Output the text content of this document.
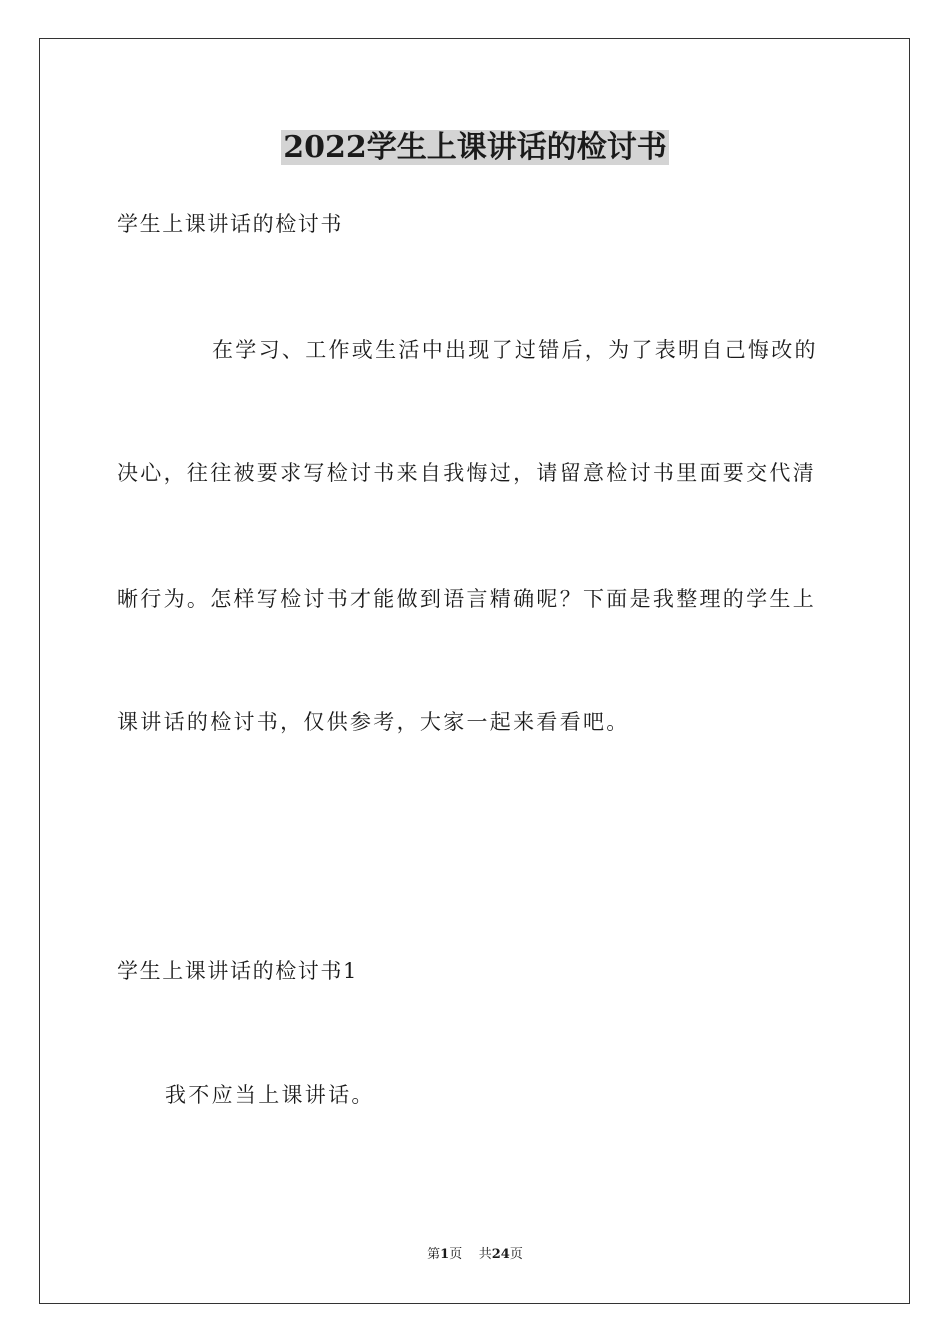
2022学生上课讲话的检讨书

学生上课讲话的检讨书

在学习、工作或生活中出现了过错后，为了表明自己悔改的

决心，往往被要求写检讨书来自我悔过，请留意检讨书里面要交代清

晰行为。怎样写检讨书才能做到语言精确呢？下面是我整理的学生上

课讲话的检讨书，仅供参考，大家一起来看看吧。

学生上课讲话的检讨书1

我不应当上课讲话。

第1页 共24页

————

**Direction:** Strip out the images, then output the records above word for word.

**Output of the task:**
Output the text content of this document.
2022学生上课讲话的检讨书

学生上课讲话的检讨书

在学习、工作或生活中出现了过错后，为了表明自己悔改的

决心，往往被要求写检讨书来自我悔过，请留意检讨书里面要交代清

晰行为。怎样写检讨书才能做到语言精确呢？下面是我整理的学生上

课讲话的检讨书，仅供参考，大家一起来看看吧。

学生上课讲话的检讨书1

我不应当上课讲话。

第1页 共24页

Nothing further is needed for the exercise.